» REQUIREMENT A
Can you duplicate the passage on EPA pollution enforcement word for word, everything from "Eric Schaeffer with" down to "large, local employer."?
» REQUIREMENT B
Can you go on with the passage on EPA pollution enforcement, picking up right after its last sentence?

The Environmental Protection Agency's enforcement of federal pollution rules has plummeted.

Last year, the agency referred 88 cases to the Justice Department for civil prosecutions, the second-lowest number in more than two decades, according to an analysis by the Environmental Integrity Project.

In Iowa, factory farm emissions are up 20% in the same time frame. The EPA said it is doing the best it can, amid chronic understaffing and funding cuts.

Eric Schaeffer with the Environmental Integrity Project said there are long-term consequences for letting the worst polluters off the hook, but it is often difficult for states to tackle pollution cases involving a large, local employer.

"The Dominion Power Co. or American Electric Power, or Volkswagen, when Volkswagen was caught cheating on the emissions controls that are supposed to be installed under federal requirements," Schaeffer outlined. "Those are federal cases. And they're really important."

The report said more than 250 major industrial polluters with high-priority violations have continued operations without any federal pushback, and the EPA's Enforcement and Compliance database said more than 900 facilities have violated water-pollution limits.

Schaeffer added when serious air and water pollution violations escape penalty, vulnerable communities are left to deal with the public health effects.

(Region and label listings)
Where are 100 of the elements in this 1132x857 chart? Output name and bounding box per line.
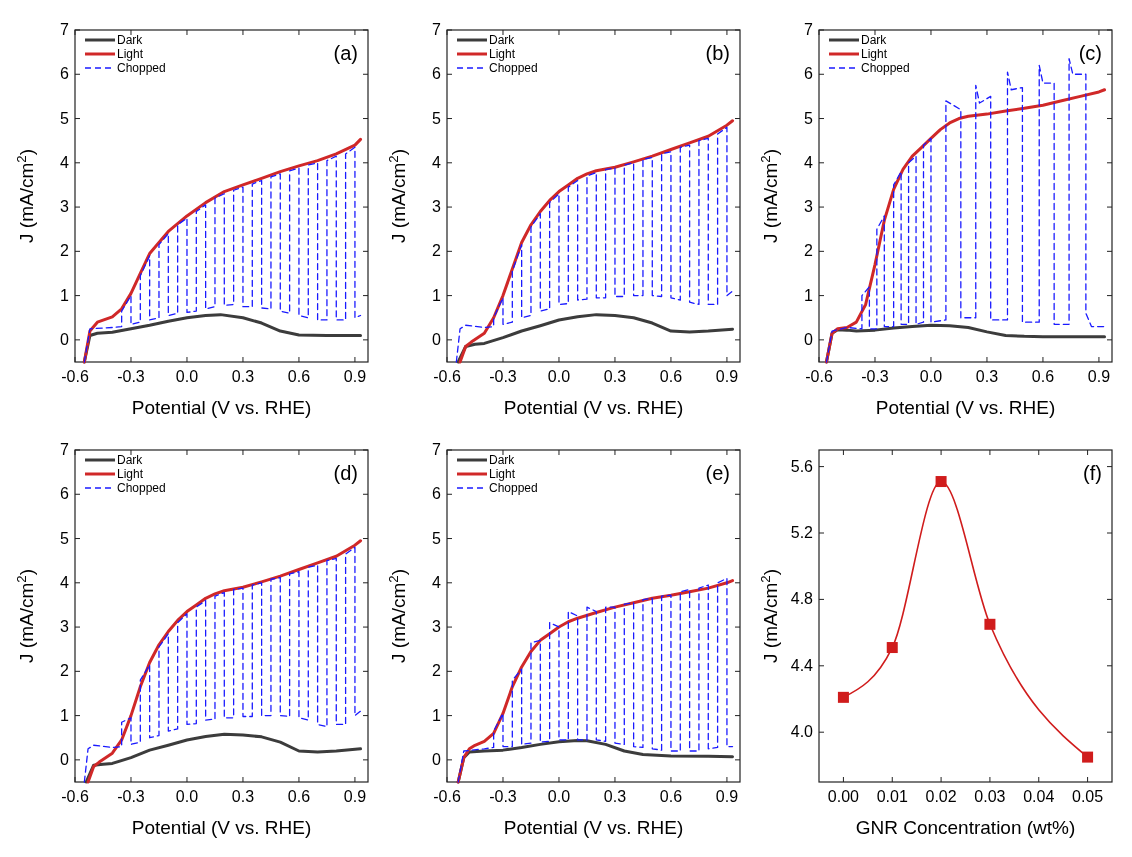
legend-label: Chopped bbox=[117, 481, 166, 495]
x-tick-label: 0.6 bbox=[287, 788, 311, 805]
y-tick-label: 4 bbox=[804, 153, 814, 171]
y-tick-label: 0 bbox=[60, 330, 70, 348]
point bbox=[1082, 751, 1094, 763]
y-tick-label: 2 bbox=[432, 242, 442, 260]
y-tick-label: 3 bbox=[60, 198, 70, 216]
y-tick-label: 4 bbox=[60, 153, 70, 171]
y-tick-label: 6 bbox=[60, 485, 70, 503]
legend-label: Light bbox=[489, 47, 516, 61]
text: (d) bbox=[333, 462, 358, 484]
x-tick-label: -0.6 bbox=[433, 368, 461, 385]
y-tick-label: 4.8 bbox=[790, 590, 814, 608]
y-tick-label: 6 bbox=[60, 65, 70, 83]
x-tick-label: 0.05 bbox=[1072, 788, 1104, 805]
x-tick-label: 0.9 bbox=[715, 368, 739, 385]
x-tick-label: 0.0 bbox=[547, 368, 571, 385]
legend-label: Chopped bbox=[489, 481, 538, 495]
text: (b) bbox=[705, 42, 730, 64]
y-tick-label: 6 bbox=[432, 485, 442, 503]
y-tick-label: 6 bbox=[804, 65, 814, 83]
text: (c) bbox=[1078, 42, 1102, 64]
y-tick-label: 7 bbox=[432, 441, 442, 458]
y-tick-label: 6 bbox=[432, 65, 442, 83]
point bbox=[837, 691, 849, 703]
y-tick-label: 5 bbox=[60, 529, 70, 547]
x-tick-label: 0.6 bbox=[287, 368, 311, 385]
text: (a) bbox=[333, 42, 358, 64]
x-tick-label: -0.3 bbox=[117, 788, 145, 805]
x-tick-label: 0.3 bbox=[603, 788, 627, 805]
x-tick-label: -0.6 bbox=[61, 368, 89, 385]
y-tick-label: 2 bbox=[804, 242, 814, 260]
y-tick-label: 1 bbox=[804, 286, 814, 304]
x-tick-label: 0.9 bbox=[343, 788, 367, 805]
y-tick-label: 3 bbox=[804, 198, 814, 216]
x-tick-label: -0.3 bbox=[489, 788, 517, 805]
y-tick-label: 0 bbox=[60, 750, 70, 768]
legend-label: Dark bbox=[117, 453, 144, 467]
point bbox=[935, 476, 947, 488]
x-tick-label: 0.01 bbox=[876, 788, 908, 805]
x-axis-title: Potential (V vs. RHE) bbox=[503, 397, 684, 418]
y-tick-label: 4 bbox=[60, 573, 70, 591]
x-tick-label: 0.3 bbox=[231, 368, 255, 385]
x-tick-label: -0.6 bbox=[805, 368, 833, 385]
legend-label: Light bbox=[117, 467, 144, 481]
x-tick-label: 0.9 bbox=[715, 788, 739, 805]
y-tick-label: 5.2 bbox=[790, 524, 814, 541]
y-tick-label: 2 bbox=[432, 662, 442, 680]
x-tick-label: 0.0 bbox=[175, 788, 199, 805]
y-tick-label: 7 bbox=[60, 21, 70, 38]
y-tick-label: 5 bbox=[60, 109, 70, 127]
legend-label: Chopped bbox=[861, 61, 910, 75]
y-tick-label: 4 bbox=[432, 573, 442, 591]
line-series bbox=[456, 313, 735, 364]
text: (e) bbox=[705, 462, 730, 484]
x-tick-label: 0.9 bbox=[343, 368, 367, 385]
x-tick-label: -0.6 bbox=[61, 788, 89, 805]
y-tick-label: 0 bbox=[432, 330, 442, 348]
x-tick-label: 0.02 bbox=[925, 788, 957, 805]
line-series bbox=[84, 732, 363, 784]
x-axis-title: Potential (V vs. RHE) bbox=[131, 397, 312, 418]
x-axis-title: Potential (V vs. RHE) bbox=[875, 397, 1056, 418]
point bbox=[886, 642, 898, 654]
x-tick-label: -0.3 bbox=[117, 368, 145, 385]
y-tick-label: 1 bbox=[60, 706, 70, 724]
legend-label: Dark bbox=[117, 33, 144, 47]
legend-label: Light bbox=[117, 47, 144, 61]
y-tick-label: 5 bbox=[432, 529, 442, 547]
y-tick-label: 4.4 bbox=[790, 656, 814, 674]
y-tick-label: 3 bbox=[432, 198, 442, 216]
legend-label: Light bbox=[489, 467, 516, 481]
x-tick-label: 0.3 bbox=[231, 788, 255, 805]
y-tick-label: 4 bbox=[432, 153, 442, 171]
legend-label: Chopped bbox=[489, 61, 538, 75]
x-tick-label: -0.3 bbox=[861, 368, 889, 385]
y-tick-label: 5 bbox=[432, 109, 442, 127]
x-tick-label: 0.0 bbox=[175, 368, 199, 385]
x-tick-label: 0.6 bbox=[659, 788, 683, 805]
point bbox=[984, 618, 996, 630]
legend-label: Dark bbox=[861, 33, 888, 47]
y-tick-label: 7 bbox=[804, 21, 814, 38]
y-tick-label: 2 bbox=[60, 242, 70, 260]
x-axis-title: Potential (V vs. RHE) bbox=[503, 817, 684, 838]
y-tick-label: 1 bbox=[60, 286, 70, 304]
x-tick-label: 0.3 bbox=[975, 368, 999, 385]
x-tick-label: 0.0 bbox=[547, 788, 571, 805]
x-tick-label: 0.6 bbox=[1031, 368, 1055, 385]
x-tick-label: 0.6 bbox=[659, 368, 683, 385]
y-tick-label: 3 bbox=[432, 618, 442, 636]
y-tick-label: 1 bbox=[432, 286, 442, 304]
y-tick-label: 0 bbox=[432, 750, 442, 768]
x-axis-title: Potential (V vs. RHE) bbox=[131, 817, 312, 838]
y-tick-label: 4.0 bbox=[790, 723, 814, 741]
x-tick-label: 0.9 bbox=[1087, 368, 1111, 385]
y-tick-label: 7 bbox=[60, 441, 70, 458]
x-tick-label: 0.04 bbox=[1023, 788, 1055, 805]
x-tick-label: 0.3 bbox=[603, 368, 627, 385]
y-tick-label: 3 bbox=[60, 618, 70, 636]
x-tick-label: 0.03 bbox=[974, 788, 1006, 805]
x-axis-title: GNR Concentration (wt%) bbox=[855, 817, 1076, 838]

» EXERCISE RESULT A
Eric Schaeffer with the Environmental Integrity Project said there are long-term consequences for letting the worst polluters off the hook, but it is often difficult for states to tackle pollution cases involving a large, local employer.

» EXERCISE RESULT B
"We've got millions of people living in that situation, typically pretty low-income communities, often heavily African American or Latino," Schaeffer pointed out. "And they get, you know - they get hit where it hurts. And if the feds can't turn out and do the job, they get left behind."

In Iowa, there are documented cases of manure leaching into sensitive waterways. However, Schaeffer said across the Midwest, the agency has consistently investigated groundwater pollution cases.

"That's a place where EPA is doing some good work to investigate that contamination, and to keep the facilities that are supposed to have cleanup plans on track," Schaeffer acknowledged.

Iowa environmental advocates are asking the Legislature to put tighter restrictions on factory farms, but so far, those pleas have gone unheeded.